#### [Required work]
Reproduce the listing below word for word, with no pictures.

#### [The data]
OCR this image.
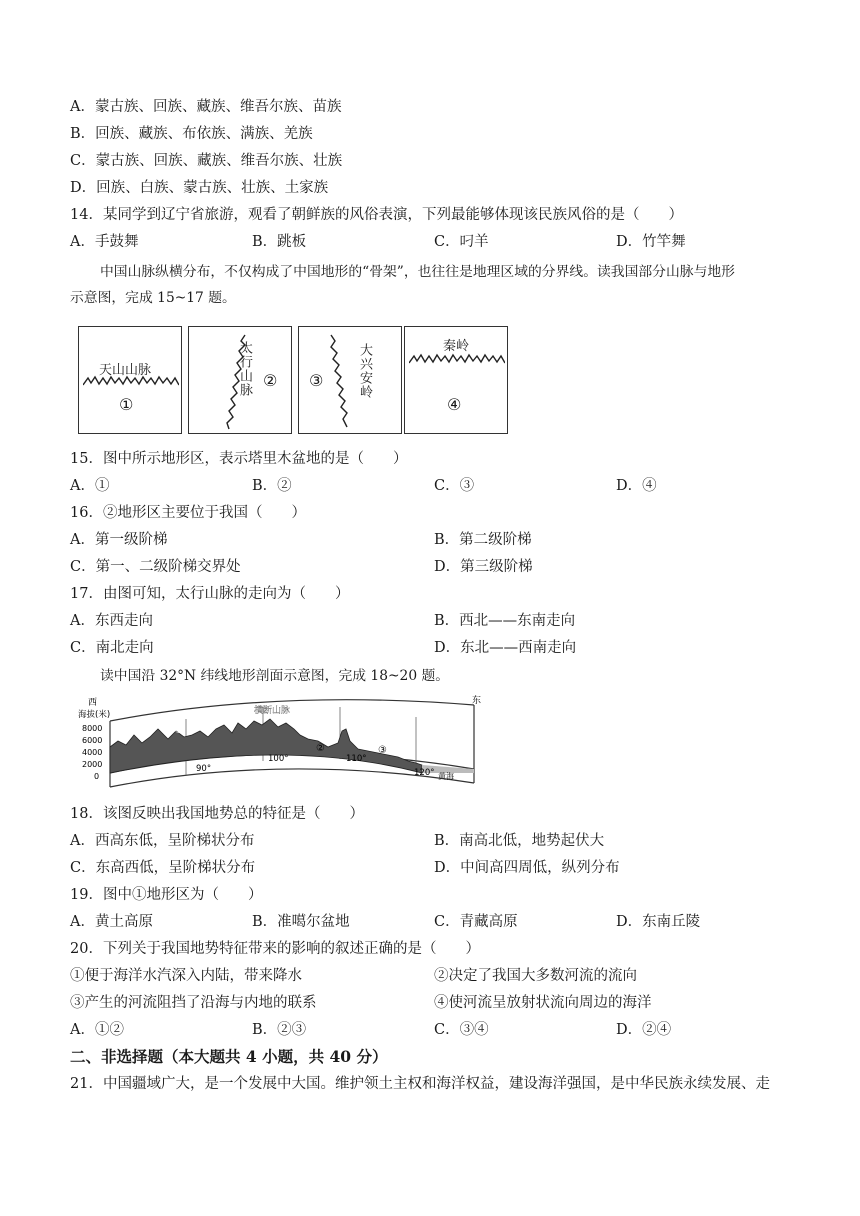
A．蒙古族、回族、藏族、维吾尔族、苗族
B．回族、藏族、布依族、满族、羌族
C．蒙古族、回族、藏族、维吾尔族、壮族
D．回族、白族、蒙古族、壮族、土家族
14．某同学到辽宁省旅游，观看了朝鲜族的风俗表演，下列最能够体现该民族风俗的是（　　）
A．手鼓舞	B．跳板	C．叼羊	D．竹竿舞
中国山脉纵横分布，不仅构成了中国地形的“骨架”，也往往是地理区域的分界线。读我国部分山脉与地形
示意图，完成 15~17 题。
天山山脉
①
太行山脉 ②	大兴安岭
③
秦岭
④
15．图中所示地形区，表示塔里木盆地的是（　　）
A．①	B．②	C．③	D．④
16．②地形区主要位于我国（　　）
A．第一级阶梯	B．第二级阶梯
C．第一、二级阶梯交界处	D．第三级阶梯
17．由图可知，太行山脉的走向为（　　）
A．东西走向	B．西北——东南走向
C．南北走向	D．东北——西南走向
读中国沿 32°N 纬线地形剖面示意图，完成 18~20 题。
西	东
海拔(米)
8000
6000
4000
2000
0 东经 80°
90°
100°	110°
120°
横断山脉
①
②	③
黄海
18．该图反映出我国地势总的特征是（　　）
A．西高东低，呈阶梯状分布	B．南高北低，地势起伏大
C．东高西低，呈阶梯状分布	D．中间高四周低，纵列分布
19．图中①地形区为（　　）
A．黄土高原	B．准噶尔盆地	C．青藏高原	D．东南丘陵
20．下列关于我国地势特征带来的影响的叙述正确的是（　　）
①便于海洋水汽深入内陆，带来降水	②决定了我国大多数河流的流向
③产生的河流阻挡了沿海与内地的联系	④使河流呈放射状流向周边的海洋
A．①②	B．②③	C．③④	D．②④
二、非选择题（本大题共 4 小题，共 40 分）
21．中国疆域广大，是一个发展中大国。维护领土主权和海洋权益，建设海洋强国，是中华民族永续发展、走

#### [Answer in full]
OCR this image.
A．蒙古族、回族、藏族、维吾尔族、苗族
B．回族、藏族、布依族、满族、羌族
C．蒙古族、回族、藏族、维吾尔族、壮族
D．回族、白族、蒙古族、壮族、土家族
14．某同学到辽宁省旅游，观看了朝鲜族的风俗表演，下列最能够体现该民族风俗的是（　　）
A．手鼓舞	B．跳板	C．叼羊	D．竹竿舞
中国山脉纵横分布，不仅构成了中国地形的“骨架”，也往往是地理区域的分界线。读我国部分山脉与地形
示意图，完成 15~17 题。
天山山脉
①
太行山脉 ②	大兴安岭
③
秦岭
④
15．图中所示地形区，表示塔里木盆地的是（　　）
A．①	B．②	C．③	D．④
16．②地形区主要位于我国（　　）
A．第一级阶梯	B．第二级阶梯
C．第一、二级阶梯交界处	D．第三级阶梯
17．由图可知，太行山脉的走向为（　　）
A．东西走向	B．西北——东南走向
C．南北走向	D．东北——西南走向
读中国沿 32°N 纬线地形剖面示意图，完成 18~20 题。
西	东
海拔(米)
8000
6000
4000
2000
0 东经 80°
90°
100°	110°
120°
横断山脉
①
②	③
黄海
18．该图反映出我国地势总的特征是（　　）
A．西高东低，呈阶梯状分布	B．南高北低，地势起伏大
C．东高西低，呈阶梯状分布	D．中间高四周低，纵列分布
19．图中①地形区为（　　）
A．黄土高原	B．准噶尔盆地	C．青藏高原	D．东南丘陵
20．下列关于我国地势特征带来的影响的叙述正确的是（　　）
①便于海洋水汽深入内陆，带来降水	②决定了我国大多数河流的流向
③产生的河流阻挡了沿海与内地的联系	④使河流呈放射状流向周边的海洋
A．①②	B．②③	C．③④	D．②④
二、非选择题（本大题共 4 小题，共 40 分）
21．中国疆域广大，是一个发展中大国。维护领土主权和海洋权益，建设海洋强国，是中华民族永续发展、走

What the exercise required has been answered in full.